» Written task
In the AMX Living discussion, when is the Samsung acquisition expected to close?

» Source document
(begin)

Getting sold off will sever AMX from the "8,000 programmers" they are relying on for resurrecting RESI with the new AMX LIVING, said to be expected Q1 2017.
That would make it nearly impossible to meet the high goals for the quality and breadth of the product they have planned.
Thanks, John. Your comment is spot on. While we are only leveraging a couple small team of folks from Connected Services today to assist with development of the next generation of AMX Living, they will play an important role moving forward in the process. Certainly in the short term, the Samsung announcement is not expected to have any impact on our plans. The acquisition will not close until mid 2017, and at that time, Harman will be operated as a stand-alone subsidiary. Just as we have been able to leverage all of the resources that Harman has to offer to move the residential business forward in the last year, I anticipate our access to technologies and capabilities to only increase once the Samsung deal has closed. Time will tell, but the outlook is very promising.
Thanks for the info John, although if its remotely close to AMX Home then I certainly am not interested.
Hi Matt,
The only relationship AMX Living has to AMX Home is the concept. The goal has always been to streamline the process of the design and delivery of an AMX system, and take ownership of the user experience as best as we can while retaining the custom capabilities that is the power of the AMX platform. We have resources dedicated to this endeavor (3 separate dedicated teams, one for the system design tool, one for the back end code, and one for the user experience development) far beyond what we had committed to AMX home. Over the last 3 years with AMX Living we have successfully demonstrated that you can deliver a solution that satisfies the expectations of our most demanding UHNW end users while cutting out 95% of the custom development time.
I'd be happy to answer any specific questions you have, or give you a demonstration if you'd like.
I appreciate the information Adam. Its been a couple years since I have been in the resi field, but when I heard something from AMX for resi my ears definitely perked up.
What about module support for current in demand products like HEOS or Sonos. The new Wireless T-Stat, Echo, Google voice, etc. Any resi guy ist still going to have to compete with C4, Clare, Savant, C reston, etc and most have support for some or all of the current trending devices. Since this stuff changes so fast I can no longer justify the time and expense to code these types pf devices myself and this is true for most guys in resi. Plus a lot can't do it too.
How about some details on the new wireless TPs, what, when, how..... Anything else worth knowing for us resi AMX expats.
What about module support for current in demand products like HEOS or Sonos. The new Wireless T-Stat, Echo, Google voice, etc. Any resi guy ist still going to have to compete with C4, Clare, Savant, C reston, etc and most have support for some or all of the current trending devices. Since this stuff changes so fast I can no longer justify the time and expense to code these types pf devices myself and this is true for most guys in resi. Plus a lot can't do it too.

(end)

» Record excerpts
(begin)

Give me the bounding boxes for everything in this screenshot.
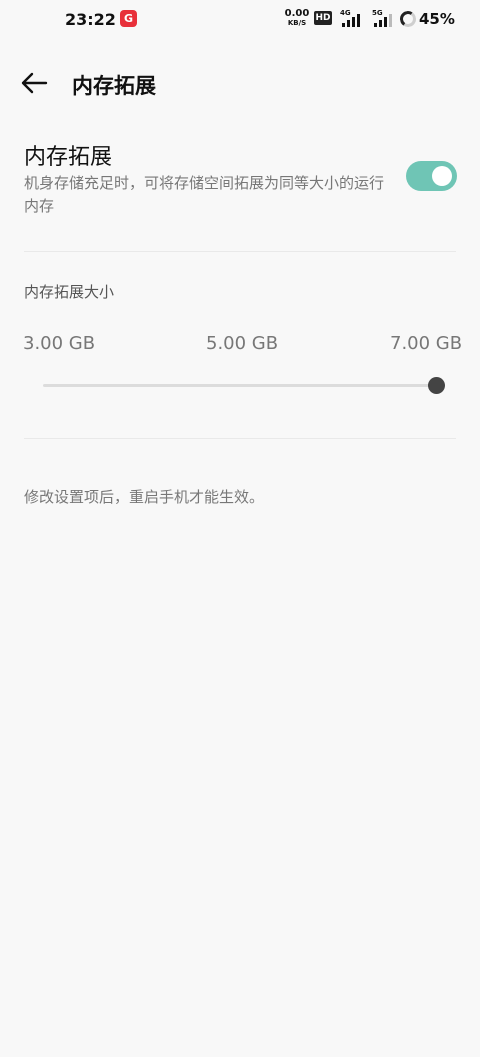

(end)
(begin)

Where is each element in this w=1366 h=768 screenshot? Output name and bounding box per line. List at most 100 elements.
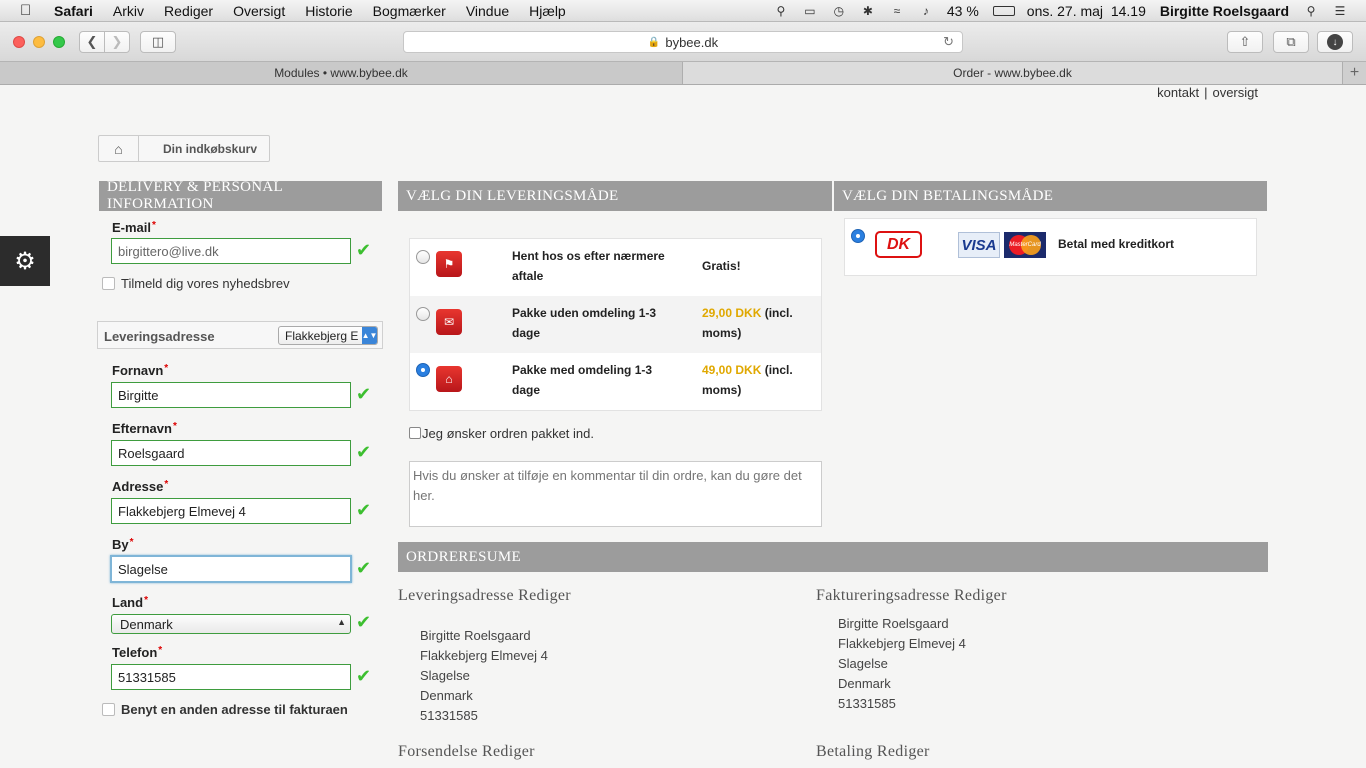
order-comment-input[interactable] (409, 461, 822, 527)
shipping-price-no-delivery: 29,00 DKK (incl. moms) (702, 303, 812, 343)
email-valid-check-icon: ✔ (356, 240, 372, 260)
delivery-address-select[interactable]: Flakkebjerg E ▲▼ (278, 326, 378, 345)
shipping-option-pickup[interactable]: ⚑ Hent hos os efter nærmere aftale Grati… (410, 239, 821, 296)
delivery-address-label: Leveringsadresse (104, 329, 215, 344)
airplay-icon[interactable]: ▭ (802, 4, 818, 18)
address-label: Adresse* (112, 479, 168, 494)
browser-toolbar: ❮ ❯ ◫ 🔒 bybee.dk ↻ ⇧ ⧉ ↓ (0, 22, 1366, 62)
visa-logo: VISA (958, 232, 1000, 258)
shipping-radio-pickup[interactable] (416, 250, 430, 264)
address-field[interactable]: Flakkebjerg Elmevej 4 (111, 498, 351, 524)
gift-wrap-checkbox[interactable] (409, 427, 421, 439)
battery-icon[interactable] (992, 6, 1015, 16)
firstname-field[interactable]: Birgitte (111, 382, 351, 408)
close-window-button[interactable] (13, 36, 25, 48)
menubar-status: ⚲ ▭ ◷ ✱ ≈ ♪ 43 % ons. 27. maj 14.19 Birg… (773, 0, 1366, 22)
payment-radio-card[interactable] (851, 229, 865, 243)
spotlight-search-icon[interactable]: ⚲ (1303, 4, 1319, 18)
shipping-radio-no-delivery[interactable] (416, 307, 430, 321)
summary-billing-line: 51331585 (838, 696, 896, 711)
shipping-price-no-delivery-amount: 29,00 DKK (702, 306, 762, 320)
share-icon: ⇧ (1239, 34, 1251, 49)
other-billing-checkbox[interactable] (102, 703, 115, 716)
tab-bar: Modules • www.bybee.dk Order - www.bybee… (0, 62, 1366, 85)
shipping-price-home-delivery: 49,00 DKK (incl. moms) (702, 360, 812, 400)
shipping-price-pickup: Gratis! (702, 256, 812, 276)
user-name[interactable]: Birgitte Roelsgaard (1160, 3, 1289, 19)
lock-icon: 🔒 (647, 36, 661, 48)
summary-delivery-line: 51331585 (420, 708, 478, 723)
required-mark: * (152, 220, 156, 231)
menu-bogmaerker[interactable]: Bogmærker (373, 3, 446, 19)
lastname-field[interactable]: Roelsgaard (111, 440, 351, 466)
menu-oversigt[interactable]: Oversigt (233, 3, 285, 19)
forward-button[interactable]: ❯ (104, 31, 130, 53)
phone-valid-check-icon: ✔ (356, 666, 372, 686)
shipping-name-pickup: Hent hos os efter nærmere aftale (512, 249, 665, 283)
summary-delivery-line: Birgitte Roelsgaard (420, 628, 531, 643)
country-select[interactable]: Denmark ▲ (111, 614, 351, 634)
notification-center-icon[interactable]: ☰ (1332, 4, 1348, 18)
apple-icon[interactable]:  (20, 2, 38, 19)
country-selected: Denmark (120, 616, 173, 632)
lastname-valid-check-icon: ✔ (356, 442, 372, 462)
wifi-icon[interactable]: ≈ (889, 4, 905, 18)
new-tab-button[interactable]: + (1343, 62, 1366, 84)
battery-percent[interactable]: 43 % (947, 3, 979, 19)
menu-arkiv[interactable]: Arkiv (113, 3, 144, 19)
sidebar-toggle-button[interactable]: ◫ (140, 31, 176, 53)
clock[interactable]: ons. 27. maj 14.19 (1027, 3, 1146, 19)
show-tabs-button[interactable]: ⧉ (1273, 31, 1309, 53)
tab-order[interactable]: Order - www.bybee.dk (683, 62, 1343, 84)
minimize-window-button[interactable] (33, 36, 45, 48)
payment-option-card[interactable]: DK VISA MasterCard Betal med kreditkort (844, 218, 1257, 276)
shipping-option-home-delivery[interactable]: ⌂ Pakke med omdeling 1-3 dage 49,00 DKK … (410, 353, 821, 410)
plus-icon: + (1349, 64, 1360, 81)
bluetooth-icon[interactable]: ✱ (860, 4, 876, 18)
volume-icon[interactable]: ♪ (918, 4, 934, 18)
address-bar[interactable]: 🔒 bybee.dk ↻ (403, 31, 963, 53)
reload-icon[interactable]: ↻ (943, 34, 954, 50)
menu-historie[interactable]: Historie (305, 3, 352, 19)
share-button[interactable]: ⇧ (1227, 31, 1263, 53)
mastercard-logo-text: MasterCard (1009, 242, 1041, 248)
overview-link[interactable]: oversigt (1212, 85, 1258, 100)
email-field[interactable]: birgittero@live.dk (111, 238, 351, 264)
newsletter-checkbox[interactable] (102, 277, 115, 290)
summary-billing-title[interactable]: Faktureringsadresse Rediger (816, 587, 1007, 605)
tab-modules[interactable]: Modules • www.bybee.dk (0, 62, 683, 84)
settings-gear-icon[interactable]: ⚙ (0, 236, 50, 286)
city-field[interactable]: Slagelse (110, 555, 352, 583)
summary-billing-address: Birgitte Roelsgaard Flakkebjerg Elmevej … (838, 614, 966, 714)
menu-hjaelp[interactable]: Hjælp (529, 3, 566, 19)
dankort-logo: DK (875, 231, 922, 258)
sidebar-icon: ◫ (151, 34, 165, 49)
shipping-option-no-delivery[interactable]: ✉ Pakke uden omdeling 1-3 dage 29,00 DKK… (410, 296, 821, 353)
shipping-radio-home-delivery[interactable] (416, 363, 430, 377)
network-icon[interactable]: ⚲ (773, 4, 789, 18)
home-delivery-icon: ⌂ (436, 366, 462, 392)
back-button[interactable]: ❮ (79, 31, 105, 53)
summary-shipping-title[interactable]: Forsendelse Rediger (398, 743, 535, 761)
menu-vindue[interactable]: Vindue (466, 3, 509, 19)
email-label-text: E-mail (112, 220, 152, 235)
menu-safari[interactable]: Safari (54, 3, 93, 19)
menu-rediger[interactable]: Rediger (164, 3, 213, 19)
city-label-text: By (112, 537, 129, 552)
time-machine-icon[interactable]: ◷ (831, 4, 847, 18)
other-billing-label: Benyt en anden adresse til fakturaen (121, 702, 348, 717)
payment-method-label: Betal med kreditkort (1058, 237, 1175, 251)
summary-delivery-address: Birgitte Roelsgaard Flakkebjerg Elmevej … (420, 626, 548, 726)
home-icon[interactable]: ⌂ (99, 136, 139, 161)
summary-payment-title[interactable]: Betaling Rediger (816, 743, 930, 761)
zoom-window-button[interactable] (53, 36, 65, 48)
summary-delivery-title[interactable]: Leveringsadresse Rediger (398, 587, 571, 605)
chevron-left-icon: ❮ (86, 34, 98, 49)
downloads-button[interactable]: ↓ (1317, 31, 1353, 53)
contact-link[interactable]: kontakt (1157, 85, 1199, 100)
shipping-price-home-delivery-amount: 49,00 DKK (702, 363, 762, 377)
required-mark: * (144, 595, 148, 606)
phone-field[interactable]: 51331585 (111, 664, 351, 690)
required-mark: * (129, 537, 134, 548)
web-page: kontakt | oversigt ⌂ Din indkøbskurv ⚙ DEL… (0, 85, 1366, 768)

(end)

» Exercise output
The acquisition will not close until mid 2017.